Task to carry out: Output every line below exactly.

Data listing
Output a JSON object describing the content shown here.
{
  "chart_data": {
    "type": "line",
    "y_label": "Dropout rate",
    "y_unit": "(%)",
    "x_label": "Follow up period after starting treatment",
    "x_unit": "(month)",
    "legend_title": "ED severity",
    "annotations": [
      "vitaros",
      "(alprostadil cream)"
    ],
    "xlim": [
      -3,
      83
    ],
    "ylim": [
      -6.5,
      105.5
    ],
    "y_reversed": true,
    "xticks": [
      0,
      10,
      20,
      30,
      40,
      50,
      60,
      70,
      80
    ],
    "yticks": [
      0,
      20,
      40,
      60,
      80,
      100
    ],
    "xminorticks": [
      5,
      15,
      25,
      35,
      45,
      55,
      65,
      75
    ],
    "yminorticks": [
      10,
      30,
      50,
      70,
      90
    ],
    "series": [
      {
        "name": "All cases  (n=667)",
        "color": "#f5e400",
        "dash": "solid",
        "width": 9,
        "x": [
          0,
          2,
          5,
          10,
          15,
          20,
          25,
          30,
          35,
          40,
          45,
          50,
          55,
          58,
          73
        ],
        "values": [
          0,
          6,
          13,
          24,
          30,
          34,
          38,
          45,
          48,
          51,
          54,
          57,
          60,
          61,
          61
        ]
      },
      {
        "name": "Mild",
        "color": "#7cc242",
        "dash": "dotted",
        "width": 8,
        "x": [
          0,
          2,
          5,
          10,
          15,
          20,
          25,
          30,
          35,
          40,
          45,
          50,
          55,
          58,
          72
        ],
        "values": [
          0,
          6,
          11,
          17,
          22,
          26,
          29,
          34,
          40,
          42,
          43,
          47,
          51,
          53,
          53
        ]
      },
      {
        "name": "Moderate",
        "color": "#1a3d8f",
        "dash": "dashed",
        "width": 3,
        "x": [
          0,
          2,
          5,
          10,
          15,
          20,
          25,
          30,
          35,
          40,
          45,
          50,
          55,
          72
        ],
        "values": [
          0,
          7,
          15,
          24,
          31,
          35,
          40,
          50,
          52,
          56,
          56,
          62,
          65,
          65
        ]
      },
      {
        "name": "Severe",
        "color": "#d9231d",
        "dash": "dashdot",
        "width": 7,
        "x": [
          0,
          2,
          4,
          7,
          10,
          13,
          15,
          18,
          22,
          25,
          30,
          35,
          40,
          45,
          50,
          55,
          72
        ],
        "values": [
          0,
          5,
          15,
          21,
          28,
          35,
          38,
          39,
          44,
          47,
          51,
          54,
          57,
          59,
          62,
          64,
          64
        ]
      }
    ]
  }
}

Output of the task:
Output a JSON object describing the content shown here.
{
  "chart_data": {
    "type": "line",
    "y_label": "Dropout rate",
    "y_unit": "(%)",
    "x_label": "Follow up period after starting treatment",
    "x_unit": "(month)",
    "legend_title": "ED severity",
    "annotations": [
      "vitaros",
      "(alprostadil cream)"
    ],
    "xlim": [
      -3,
      83
    ],
    "ylim": [
      -6.5,
      105.5
    ],
    "y_reversed": true,
    "xticks": [
      0,
      10,
      20,
      30,
      40,
      50,
      60,
      70,
      80
    ],
    "yticks": [
      0,
      20,
      40,
      60,
      80,
      100
    ],
    "xminorticks": [
      5,
      15,
      25,
      35,
      45,
      55,
      65,
      75
    ],
    "yminorticks": [
      10,
      30,
      50,
      70,
      90
    ],
    "series": [
      {
        "name": "All cases  (n=667)",
        "color": "#f5e400",
        "dash": "solid",
        "width": 9,
        "x": [
          0,
          2,
          5,
          10,
          15,
          20,
          25,
          30,
          35,
          40,
          45,
          50,
          55,
          58,
          73
        ],
        "values": [
          0,
          6,
          13,
          24,
          30,
          34,
          38,
          45,
          48,
          51,
          54,
          57,
          60,
          61,
          61
        ]
      },
      {
        "name": "Mild",
        "color": "#7cc242",
        "dash": "dotted",
        "width": 8,
        "x": [
          0,
          2,
          5,
          10,
          15,
          20,
          25,
          30,
          35,
          40,
          45,
          50,
          55,
          58,
          72
        ],
        "values": [
          0,
          6,
          11,
          17,
          22,
          26,
          29,
          34,
          40,
          42,
          43,
          47,
          51,
          53,
          53
        ]
      },
      {
        "name": "Moderate",
        "color": "#1a3d8f",
        "dash": "dashed",
        "width": 3,
        "x": [
          0,
          2,
          5,
          10,
          15,
          20,
          25,
          30,
          35,
          40,
          45,
          50,
          55,
          72
        ],
        "values": [
          0,
          7,
          15,
          24,
          31,
          35,
          40,
          50,
          52,
          56,
          56,
          62,
          65,
          65
        ]
      },
      {
        "name": "Severe",
        "color": "#d9231d",
        "dash": "dashdot",
        "width": 7,
        "x": [
          0,
          2,
          4,
          7,
          10,
          13,
          15,
          18,
          22,
          25,
          30,
          35,
          40,
          45,
          50,
          55,
          72
        ],
        "values": [
          0,
          5,
          15,
          21,
          28,
          35,
          38,
          39,
          44,
          47,
          51,
          54,
          57,
          59,
          62,
          64,
          64
        ]
      }
    ]
  }
}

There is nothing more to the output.